## begin Task inputs
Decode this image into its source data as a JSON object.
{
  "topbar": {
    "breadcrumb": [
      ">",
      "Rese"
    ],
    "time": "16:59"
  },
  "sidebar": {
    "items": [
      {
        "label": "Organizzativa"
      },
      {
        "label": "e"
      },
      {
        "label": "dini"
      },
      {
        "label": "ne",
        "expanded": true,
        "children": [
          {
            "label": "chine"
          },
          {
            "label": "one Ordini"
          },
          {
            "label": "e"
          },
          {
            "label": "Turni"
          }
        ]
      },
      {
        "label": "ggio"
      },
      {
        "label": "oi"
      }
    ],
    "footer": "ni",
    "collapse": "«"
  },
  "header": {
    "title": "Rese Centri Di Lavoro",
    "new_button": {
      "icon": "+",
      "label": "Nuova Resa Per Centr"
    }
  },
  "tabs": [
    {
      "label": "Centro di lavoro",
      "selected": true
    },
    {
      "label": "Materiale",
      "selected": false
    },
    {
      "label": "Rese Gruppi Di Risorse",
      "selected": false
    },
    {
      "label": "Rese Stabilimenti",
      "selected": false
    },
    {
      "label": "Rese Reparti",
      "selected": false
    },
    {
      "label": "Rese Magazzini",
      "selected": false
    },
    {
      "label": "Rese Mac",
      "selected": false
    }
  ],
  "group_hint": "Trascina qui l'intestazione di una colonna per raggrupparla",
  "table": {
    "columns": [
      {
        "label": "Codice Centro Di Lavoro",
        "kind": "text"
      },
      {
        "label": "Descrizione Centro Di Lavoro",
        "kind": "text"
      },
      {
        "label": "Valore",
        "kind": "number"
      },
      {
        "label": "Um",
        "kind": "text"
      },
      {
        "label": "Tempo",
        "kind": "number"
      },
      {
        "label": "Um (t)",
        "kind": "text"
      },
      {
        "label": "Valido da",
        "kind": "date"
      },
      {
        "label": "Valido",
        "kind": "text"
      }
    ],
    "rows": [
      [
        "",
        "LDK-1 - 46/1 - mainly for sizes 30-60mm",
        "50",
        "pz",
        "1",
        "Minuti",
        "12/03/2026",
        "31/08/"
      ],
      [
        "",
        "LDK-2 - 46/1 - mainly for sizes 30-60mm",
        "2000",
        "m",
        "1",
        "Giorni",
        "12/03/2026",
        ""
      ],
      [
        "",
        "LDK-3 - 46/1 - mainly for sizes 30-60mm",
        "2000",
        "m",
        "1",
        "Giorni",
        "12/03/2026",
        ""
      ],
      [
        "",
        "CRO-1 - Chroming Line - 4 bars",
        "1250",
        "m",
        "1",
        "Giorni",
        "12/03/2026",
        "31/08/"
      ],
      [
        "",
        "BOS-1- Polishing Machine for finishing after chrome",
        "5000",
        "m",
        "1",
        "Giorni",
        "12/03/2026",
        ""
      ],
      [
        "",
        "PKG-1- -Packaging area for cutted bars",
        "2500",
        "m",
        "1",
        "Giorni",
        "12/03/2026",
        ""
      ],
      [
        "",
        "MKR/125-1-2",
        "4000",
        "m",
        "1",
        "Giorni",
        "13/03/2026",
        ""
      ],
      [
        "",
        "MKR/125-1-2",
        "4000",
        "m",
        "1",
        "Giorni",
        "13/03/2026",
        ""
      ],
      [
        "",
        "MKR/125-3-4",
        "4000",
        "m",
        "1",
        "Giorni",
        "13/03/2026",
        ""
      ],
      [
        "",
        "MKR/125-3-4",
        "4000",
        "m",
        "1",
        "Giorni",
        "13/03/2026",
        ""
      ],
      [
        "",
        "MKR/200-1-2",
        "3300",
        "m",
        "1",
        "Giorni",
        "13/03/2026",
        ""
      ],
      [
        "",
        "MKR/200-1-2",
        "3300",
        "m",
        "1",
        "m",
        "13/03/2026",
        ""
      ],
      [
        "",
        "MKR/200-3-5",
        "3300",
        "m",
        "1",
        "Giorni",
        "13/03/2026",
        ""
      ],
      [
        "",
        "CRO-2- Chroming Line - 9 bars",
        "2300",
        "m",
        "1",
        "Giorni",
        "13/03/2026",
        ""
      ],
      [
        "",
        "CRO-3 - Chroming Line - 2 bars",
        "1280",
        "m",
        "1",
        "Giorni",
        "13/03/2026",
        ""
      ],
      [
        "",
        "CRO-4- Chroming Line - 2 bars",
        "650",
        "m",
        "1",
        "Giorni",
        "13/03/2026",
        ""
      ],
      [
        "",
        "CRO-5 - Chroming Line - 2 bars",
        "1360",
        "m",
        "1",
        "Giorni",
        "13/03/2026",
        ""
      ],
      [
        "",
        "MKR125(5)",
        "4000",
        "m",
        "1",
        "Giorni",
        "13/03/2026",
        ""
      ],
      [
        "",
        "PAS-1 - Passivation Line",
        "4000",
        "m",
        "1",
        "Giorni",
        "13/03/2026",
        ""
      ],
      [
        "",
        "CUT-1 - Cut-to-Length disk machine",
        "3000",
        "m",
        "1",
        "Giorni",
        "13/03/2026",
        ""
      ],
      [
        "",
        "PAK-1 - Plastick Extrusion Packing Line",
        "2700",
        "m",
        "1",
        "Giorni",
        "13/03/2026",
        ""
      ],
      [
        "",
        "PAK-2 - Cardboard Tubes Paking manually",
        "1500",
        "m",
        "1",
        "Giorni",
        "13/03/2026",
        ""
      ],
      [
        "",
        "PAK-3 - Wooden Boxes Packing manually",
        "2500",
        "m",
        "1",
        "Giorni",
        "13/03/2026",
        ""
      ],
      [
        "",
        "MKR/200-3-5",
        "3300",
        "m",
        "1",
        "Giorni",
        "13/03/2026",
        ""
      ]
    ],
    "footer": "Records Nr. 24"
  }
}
## end Task inputs
Task statement | Retype all of the material, keeping each line exact.

Result below |
Decode this image into its source data as a JSON object.
{
  "topbar": {
    "breadcrumb": [
      ">",
      "Rese"
    ],
    "time": "16:59"
  },
  "sidebar": {
    "items": [
      {
        "label": "Organizzativa"
      },
      {
        "label": "e"
      },
      {
        "label": "dini"
      },
      {
        "label": "ne",
        "expanded": true,
        "children": [
          {
            "label": "chine"
          },
          {
            "label": "one Ordini"
          },
          {
            "label": "e"
          },
          {
            "label": "Turni"
          }
        ]
      },
      {
        "label": "ggio"
      },
      {
        "label": "oi"
      }
    ],
    "footer": "ni",
    "collapse": "«"
  },
  "header": {
    "title": "Rese Centri Di Lavoro",
    "new_button": {
      "icon": "+",
      "label": "Nuova Resa Per Centr"
    }
  },
  "tabs": [
    {
      "label": "Centro di lavoro",
      "selected": true
    },
    {
      "label": "Materiale",
      "selected": false
    },
    {
      "label": "Rese Gruppi Di Risorse",
      "selected": false
    },
    {
      "label": "Rese Stabilimenti",
      "selected": false
    },
    {
      "label": "Rese Reparti",
      "selected": false
    },
    {
      "label": "Rese Magazzini",
      "selected": false
    },
    {
      "label": "Rese Mac",
      "selected": false
    }
  ],
  "group_hint": "Trascina qui l'intestazione di una colonna per raggrupparla",
  "table": {
    "columns": [
      {
        "label": "Codice Centro Di Lavoro",
        "kind": "text"
      },
      {
        "label": "Descrizione Centro Di Lavoro",
        "kind": "text"
      },
      {
        "label": "Valore",
        "kind": "number"
      },
      {
        "label": "Um",
        "kind": "text"
      },
      {
        "label": "Tempo",
        "kind": "number"
      },
      {
        "label": "Um (t)",
        "kind": "text"
      },
      {
        "label": "Valido da",
        "kind": "date"
      },
      {
        "label": "Valido",
        "kind": "text"
      }
    ],
    "rows": [
      [
        "",
        "LDK-1 - 46/1 - mainly for sizes 30-60mm",
        "50",
        "pz",
        "1",
        "Minuti",
        "12/03/2026",
        "31/08/"
      ],
      [
        "",
        "LDK-2 - 46/1 - mainly for sizes 30-60mm",
        "2000",
        "m",
        "1",
        "Giorni",
        "12/03/2026",
        ""
      ],
      [
        "",
        "LDK-3 - 46/1 - mainly for sizes 30-60mm",
        "2000",
        "m",
        "1",
        "Giorni",
        "12/03/2026",
        ""
      ],
      [
        "",
        "CRO-1 - Chroming Line - 4 bars",
        "1250",
        "m",
        "1",
        "Giorni",
        "12/03/2026",
        "31/08/"
      ],
      [
        "",
        "BOS-1- Polishing Machine for finishing after chrome",
        "5000",
        "m",
        "1",
        "Giorni",
        "12/03/2026",
        ""
      ],
      [
        "",
        "PKG-1- -Packaging area for cutted bars",
        "2500",
        "m",
        "1",
        "Giorni",
        "12/03/2026",
        ""
      ],
      [
        "",
        "MKR/125-1-2",
        "4000",
        "m",
        "1",
        "Giorni",
        "13/03/2026",
        ""
      ],
      [
        "",
        "MKR/125-1-2",
        "4000",
        "m",
        "1",
        "Giorni",
        "13/03/2026",
        ""
      ],
      [
        "",
        "MKR/125-3-4",
        "4000",
        "m",
        "1",
        "Giorni",
        "13/03/2026",
        ""
      ],
      [
        "",
        "MKR/125-3-4",
        "4000",
        "m",
        "1",
        "Giorni",
        "13/03/2026",
        ""
      ],
      [
        "",
        "MKR/200-1-2",
        "3300",
        "m",
        "1",
        "Giorni",
        "13/03/2026",
        ""
      ],
      [
        "",
        "MKR/200-1-2",
        "3300",
        "m",
        "1",
        "m",
        "13/03/2026",
        ""
      ],
      [
        "",
        "MKR/200-3-5",
        "3300",
        "m",
        "1",
        "Giorni",
        "13/03/2026",
        ""
      ],
      [
        "",
        "CRO-2- Chroming Line - 9 bars",
        "2300",
        "m",
        "1",
        "Giorni",
        "13/03/2026",
        ""
      ],
      [
        "",
        "CRO-3 - Chroming Line - 2 bars",
        "1280",
        "m",
        "1",
        "Giorni",
        "13/03/2026",
        ""
      ],
      [
        "",
        "CRO-4- Chroming Line - 2 bars",
        "650",
        "m",
        "1",
        "Giorni",
        "13/03/2026",
        ""
      ],
      [
        "",
        "CRO-5 - Chroming Line - 2 bars",
        "1360",
        "m",
        "1",
        "Giorni",
        "13/03/2026",
        ""
      ],
      [
        "",
        "MKR125(5)",
        "4000",
        "m",
        "1",
        "Giorni",
        "13/03/2026",
        ""
      ],
      [
        "",
        "PAS-1 - Passivation Line",
        "4000",
        "m",
        "1",
        "Giorni",
        "13/03/2026",
        ""
      ],
      [
        "",
        "CUT-1 - Cut-to-Length disk machine",
        "3000",
        "m",
        "1",
        "Giorni",
        "13/03/2026",
        ""
      ],
      [
        "",
        "PAK-1 - Plastick Extrusion Packing Line",
        "2700",
        "m",
        "1",
        "Giorni",
        "13/03/2026",
        ""
      ],
      [
        "",
        "PAK-2 - Cardboard Tubes Paking manually",
        "1500",
        "m",
        "1",
        "Giorni",
        "13/03/2026",
        ""
      ],
      [
        "",
        "PAK-3 - Wooden Boxes Packing manually",
        "2500",
        "m",
        "1",
        "Giorni",
        "13/03/2026",
        ""
      ],
      [
        "",
        "MKR/200-3-5",
        "3300",
        "m",
        "1",
        "Giorni",
        "13/03/2026",
        ""
      ]
    ],
    "footer": "Records Nr. 24"
  }
}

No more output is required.